Stored items from a collection:
-*-

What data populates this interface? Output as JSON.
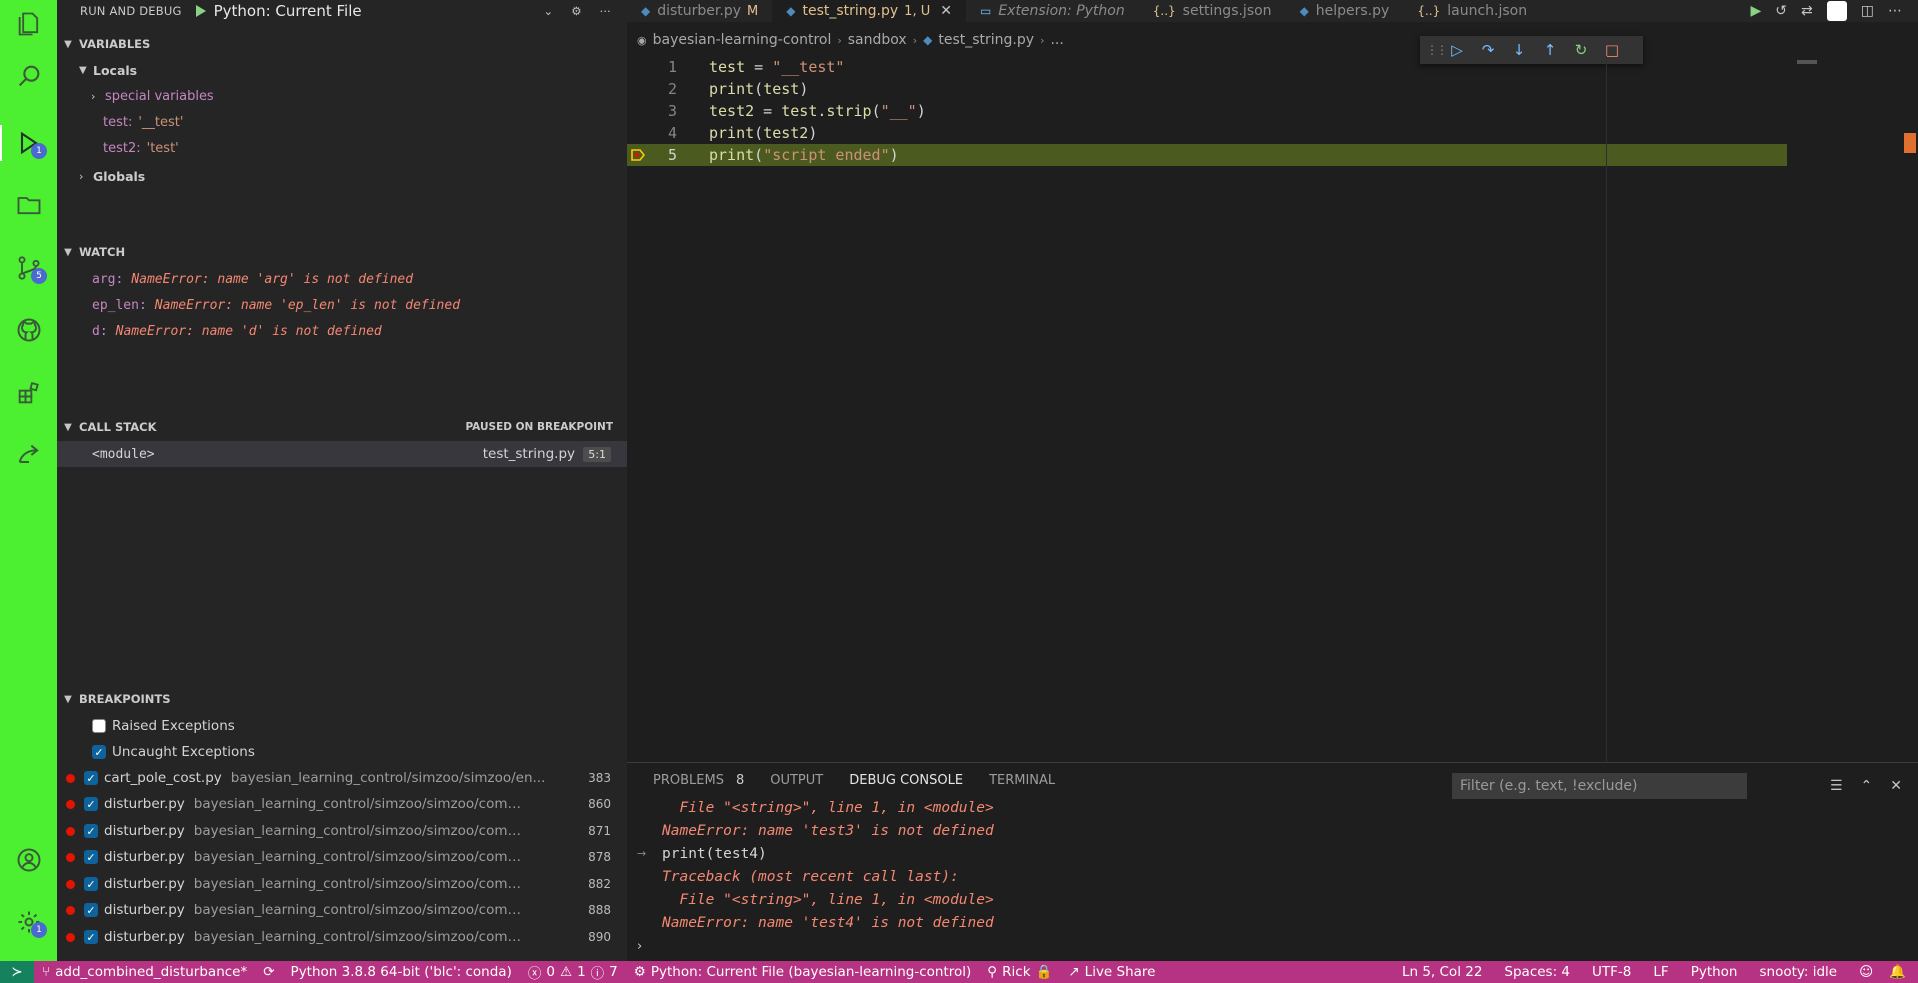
{
  "run_debug": {
    "title": "RUN AND DEBUG",
    "config": "Python: Current File"
  },
  "variables": {
    "header": "VARIABLES",
    "locals": "Locals",
    "special": "special variables",
    "items": [
      {
        "name": "test:",
        "value": "'__test'"
      },
      {
        "name": "test2:",
        "value": "'test'"
      }
    ],
    "globals": "Globals"
  },
  "watch": {
    "header": "WATCH",
    "items": [
      {
        "name": "arg:",
        "error": "NameError: name 'arg' is not defined"
      },
      {
        "name": "ep_len:",
        "error": "NameError: name 'ep_len' is not defined"
      },
      {
        "name": "d:",
        "error": "NameError: name 'd' is not defined"
      }
    ]
  },
  "callstack": {
    "header": "CALL STACK",
    "status": "PAUSED ON BREAKPOINT",
    "frame": {
      "name": "<module>",
      "file": "test_string.py",
      "pos": "5:1"
    }
  },
  "breakpoints": {
    "header": "BREAKPOINTS",
    "raised": "Raised Exceptions",
    "uncaught": "Uncaught Exceptions",
    "items": [
      {
        "file": "cart_pole_cost.py",
        "path": "bayesian_learning_control/simzoo/simzoo/en...",
        "line": "383"
      },
      {
        "file": "disturber.py",
        "path": "bayesian_learning_control/simzoo/simzoo/common",
        "line": "860"
      },
      {
        "file": "disturber.py",
        "path": "bayesian_learning_control/simzoo/simzoo/common",
        "line": "871"
      },
      {
        "file": "disturber.py",
        "path": "bayesian_learning_control/simzoo/simzoo/common",
        "line": "878"
      },
      {
        "file": "disturber.py",
        "path": "bayesian_learning_control/simzoo/simzoo/common",
        "line": "882"
      },
      {
        "file": "disturber.py",
        "path": "bayesian_learning_control/simzoo/simzoo/common",
        "line": "888"
      },
      {
        "file": "disturber.py",
        "path": "bayesian_learning_control/simzoo/simzoo/common",
        "line": "890"
      }
    ]
  },
  "activity_badges": {
    "debug": "1",
    "scm": "5",
    "accounts": "1"
  },
  "tabs": [
    {
      "label": "disturber.py",
      "mod": "M",
      "icon": "python-file-icon"
    },
    {
      "label": "test_string.py",
      "mod": "1, U",
      "icon": "python-file-icon"
    },
    {
      "label": "Extension: Python",
      "icon": "extension-file-icon"
    },
    {
      "label": "settings.json",
      "icon": "json-file-icon"
    },
    {
      "label": "helpers.py",
      "icon": "python-file-icon"
    },
    {
      "label": "launch.json",
      "icon": "json-file-icon"
    }
  ],
  "breadcrumb": {
    "root": "bayesian-learning-control",
    "folder": "sandbox",
    "file": "test_string.py",
    "more": "..."
  },
  "code": {
    "lines": [
      {
        "n": "1"
      },
      {
        "n": "2"
      },
      {
        "n": "3"
      },
      {
        "n": "4"
      },
      {
        "n": "5"
      }
    ]
  },
  "panel": {
    "tabs": {
      "problems": "PROBLEMS",
      "problems_count": "8",
      "output": "OUTPUT",
      "debug": "DEBUG CONSOLE",
      "terminal": "TERMINAL"
    },
    "filter_placeholder": "Filter (e.g. text, !exclude)",
    "lines": [
      "  File \"<string>\", line 1, in <module>",
      "NameError: name 'test3' is not defined",
      "print(test4)",
      "Traceback (most recent call last):",
      "  File \"<string>\", line 1, in <module>",
      "NameError: name 'test4' is not defined"
    ]
  },
  "status": {
    "branch": "add_combined_disturbance*",
    "python": "Python 3.8.8 64-bit ('blc': conda)",
    "errors": "0",
    "warnings": "1",
    "info": "7",
    "debug": "Python: Current File (bayesian-learning-control)",
    "user": "Rick",
    "liveshare": "Live Share",
    "position": "Ln 5, Col 22",
    "spaces": "Spaces: 4",
    "encoding": "UTF-8",
    "eol": "LF",
    "lang": "Python",
    "snooty": "snooty: idle"
  }
}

-*-

◆ **Requirement**: Every record above must be given again exactly; drop the pictures.

◆ **Correct response**:
What data populates this interface? Output as JSON.
{
  "run_debug": {
    "title": "RUN AND DEBUG",
    "config": "Python: Current File"
  },
  "variables": {
    "header": "VARIABLES",
    "locals": "Locals",
    "special": "special variables",
    "items": [
      {
        "name": "test:",
        "value": "'__test'"
      },
      {
        "name": "test2:",
        "value": "'test'"
      }
    ],
    "globals": "Globals"
  },
  "watch": {
    "header": "WATCH",
    "items": [
      {
        "name": "arg:",
        "error": "NameError: name 'arg' is not defined"
      },
      {
        "name": "ep_len:",
        "error": "NameError: name 'ep_len' is not defined"
      },
      {
        "name": "d:",
        "error": "NameError: name 'd' is not defined"
      }
    ]
  },
  "callstack": {
    "header": "CALL STACK",
    "status": "PAUSED ON BREAKPOINT",
    "frame": {
      "name": "<module>",
      "file": "test_string.py",
      "pos": "5:1"
    }
  },
  "breakpoints": {
    "header": "BREAKPOINTS",
    "raised": "Raised Exceptions",
    "uncaught": "Uncaught Exceptions",
    "items": [
      {
        "file": "cart_pole_cost.py",
        "path": "bayesian_learning_control/simzoo/simzoo/en...",
        "line": "383"
      },
      {
        "file": "disturber.py",
        "path": "bayesian_learning_control/simzoo/simzoo/common",
        "line": "860"
      },
      {
        "file": "disturber.py",
        "path": "bayesian_learning_control/simzoo/simzoo/common",
        "line": "871"
      },
      {
        "file": "disturber.py",
        "path": "bayesian_learning_control/simzoo/simzoo/common",
        "line": "878"
      },
      {
        "file": "disturber.py",
        "path": "bayesian_learning_control/simzoo/simzoo/common",
        "line": "882"
      },
      {
        "file": "disturber.py",
        "path": "bayesian_learning_control/simzoo/simzoo/common",
        "line": "888"
      },
      {
        "file": "disturber.py",
        "path": "bayesian_learning_control/simzoo/simzoo/common",
        "line": "890"
      }
    ]
  },
  "activity_badges": {
    "debug": "1",
    "scm": "5",
    "accounts": "1"
  },
  "tabs": [
    {
      "label": "disturber.py",
      "mod": "M",
      "icon": "python-file-icon"
    },
    {
      "label": "test_string.py",
      "mod": "1, U",
      "icon": "python-file-icon"
    },
    {
      "label": "Extension: Python",
      "icon": "extension-file-icon"
    },
    {
      "label": "settings.json",
      "icon": "json-file-icon"
    },
    {
      "label": "helpers.py",
      "icon": "python-file-icon"
    },
    {
      "label": "launch.json",
      "icon": "json-file-icon"
    }
  ],
  "breadcrumb": {
    "root": "bayesian-learning-control",
    "folder": "sandbox",
    "file": "test_string.py",
    "more": "..."
  },
  "code": {
    "lines": [
      {
        "n": "1"
      },
      {
        "n": "2"
      },
      {
        "n": "3"
      },
      {
        "n": "4"
      },
      {
        "n": "5"
      }
    ]
  },
  "panel": {
    "tabs": {
      "problems": "PROBLEMS",
      "problems_count": "8",
      "output": "OUTPUT",
      "debug": "DEBUG CONSOLE",
      "terminal": "TERMINAL"
    },
    "filter_placeholder": "Filter (e.g. text, !exclude)",
    "lines": [
      "  File \"<string>\", line 1, in <module>",
      "NameError: name 'test3' is not defined",
      "print(test4)",
      "Traceback (most recent call last):",
      "  File \"<string>\", line 1, in <module>",
      "NameError: name 'test4' is not defined"
    ]
  },
  "status": {
    "branch": "add_combined_disturbance*",
    "python": "Python 3.8.8 64-bit ('blc': conda)",
    "errors": "0",
    "warnings": "1",
    "info": "7",
    "debug": "Python: Current File (bayesian-learning-control)",
    "user": "Rick",
    "liveshare": "Live Share",
    "position": "Ln 5, Col 22",
    "spaces": "Spaces: 4",
    "encoding": "UTF-8",
    "eol": "LF",
    "lang": "Python",
    "snooty": "snooty: idle"
  }
}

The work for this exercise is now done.